-- Start DATASET --

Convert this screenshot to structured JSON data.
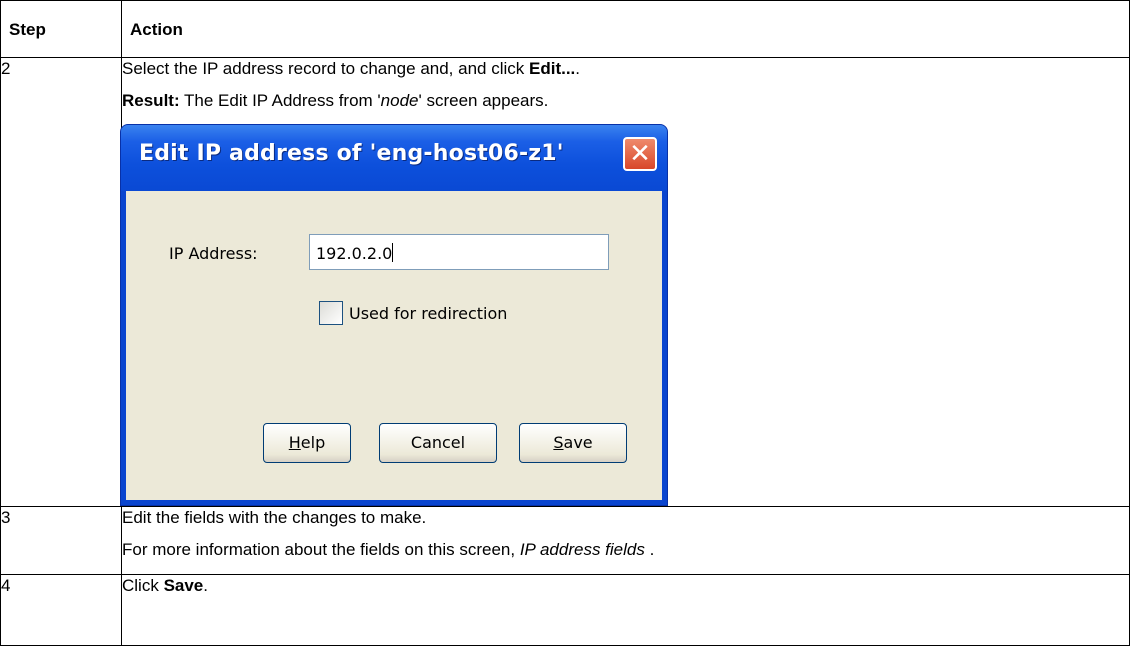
{
  "header": {
    "step": "Step",
    "action": "Action"
  },
  "rows": [
    {
      "step": "2",
      "line1_text": "Select the IP address record to change and, and click ",
      "line1_bold": "Edit...",
      "line1_end": ".",
      "line2_bold": "Result:",
      "line2_text1": " The Edit IP Address from '",
      "line2_italic": "node",
      "line2_text2": "' screen appears."
    },
    {
      "step": "3",
      "line1": "Edit the fields with the changes to make.",
      "line2_text": "For more information about the fields on this screen, ",
      "line2_italic": "IP address fields",
      "line2_end": " ."
    },
    {
      "step": "4",
      "line1_text": "Click ",
      "line1_bold": "Save",
      "line1_end": "."
    }
  ],
  "dialog": {
    "title": "Edit IP address of 'eng-host06-z1'",
    "close_glyph": "✕",
    "ip_label": "IP Address:",
    "ip_value": "192.0.2.0",
    "redirect_label": "Used for redirection",
    "redirect_checked": false,
    "help_mnemonic": "H",
    "help_rest": "elp",
    "cancel_label": "Cancel",
    "save_mnemonic": "S",
    "save_rest": "ave",
    "colors": {
      "titlebar": "#0d50dc",
      "client": "#ece9d8",
      "close": "#d8472a"
    }
  }
}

-- End DATASET --

Repeat verbatim all the material, but not the pictures.

Convert this screenshot to structured JSON data.
{
  "header": {
    "step": "Step",
    "action": "Action"
  },
  "rows": [
    {
      "step": "2",
      "line1_text": "Select the IP address record to change and, and click ",
      "line1_bold": "Edit...",
      "line1_end": ".",
      "line2_bold": "Result:",
      "line2_text1": " The Edit IP Address from '",
      "line2_italic": "node",
      "line2_text2": "' screen appears."
    },
    {
      "step": "3",
      "line1": "Edit the fields with the changes to make.",
      "line2_text": "For more information about the fields on this screen, ",
      "line2_italic": "IP address fields",
      "line2_end": " ."
    },
    {
      "step": "4",
      "line1_text": "Click ",
      "line1_bold": "Save",
      "line1_end": "."
    }
  ],
  "dialog": {
    "title": "Edit IP address of 'eng-host06-z1'",
    "close_glyph": "✕",
    "ip_label": "IP Address:",
    "ip_value": "192.0.2.0",
    "redirect_label": "Used for redirection",
    "redirect_checked": false,
    "help_mnemonic": "H",
    "help_rest": "elp",
    "cancel_label": "Cancel",
    "save_mnemonic": "S",
    "save_rest": "ave",
    "colors": {
      "titlebar": "#0d50dc",
      "client": "#ece9d8",
      "close": "#d8472a"
    }
  }
}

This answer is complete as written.